**DO THIS**
Go through the listing and copy each line with the string "text".

**Dataset entries**
###

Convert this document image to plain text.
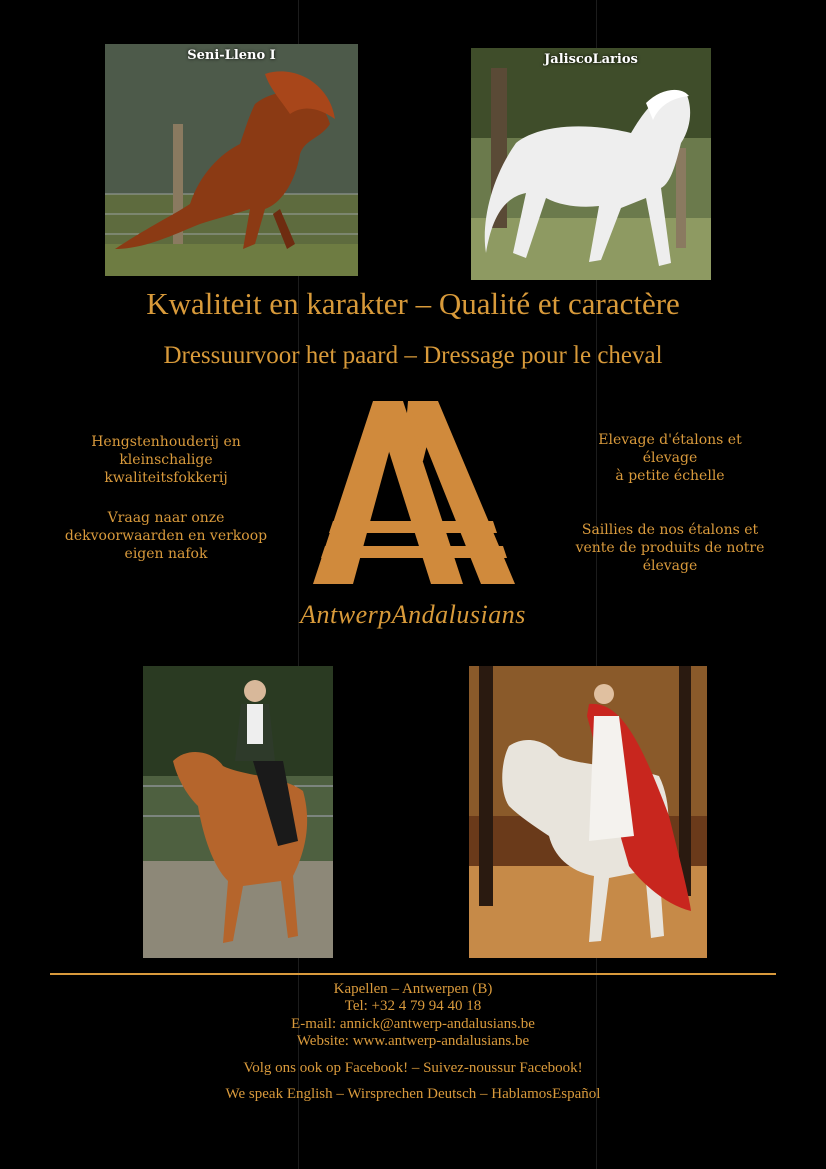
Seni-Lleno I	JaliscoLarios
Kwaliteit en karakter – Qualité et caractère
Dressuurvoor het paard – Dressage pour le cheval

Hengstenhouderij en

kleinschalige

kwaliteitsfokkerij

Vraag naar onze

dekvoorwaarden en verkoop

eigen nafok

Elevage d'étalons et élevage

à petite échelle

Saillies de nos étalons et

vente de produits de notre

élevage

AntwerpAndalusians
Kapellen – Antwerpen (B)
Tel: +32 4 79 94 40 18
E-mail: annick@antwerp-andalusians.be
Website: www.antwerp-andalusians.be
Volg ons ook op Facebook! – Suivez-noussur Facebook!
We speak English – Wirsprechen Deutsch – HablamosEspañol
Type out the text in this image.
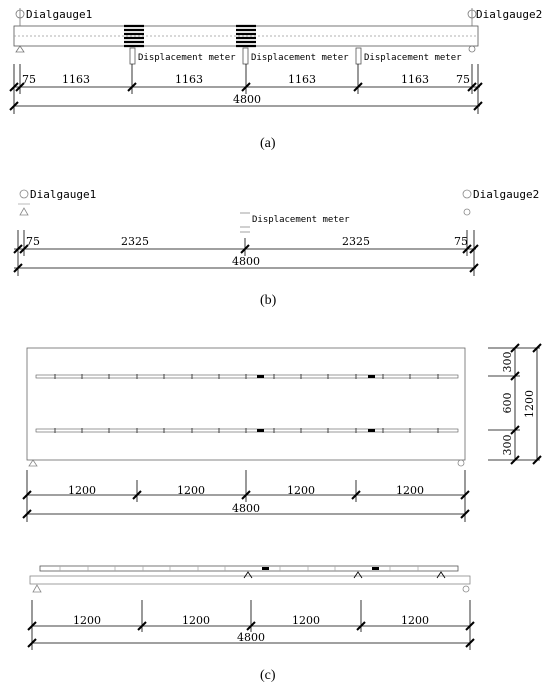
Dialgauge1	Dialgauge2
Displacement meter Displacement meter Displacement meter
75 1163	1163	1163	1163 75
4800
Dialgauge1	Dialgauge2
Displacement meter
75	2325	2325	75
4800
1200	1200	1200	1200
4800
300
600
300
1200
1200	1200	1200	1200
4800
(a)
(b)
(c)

###

**WRITTEN SOLUTION**
Convert this document image to plain text.
Type out the text in this image.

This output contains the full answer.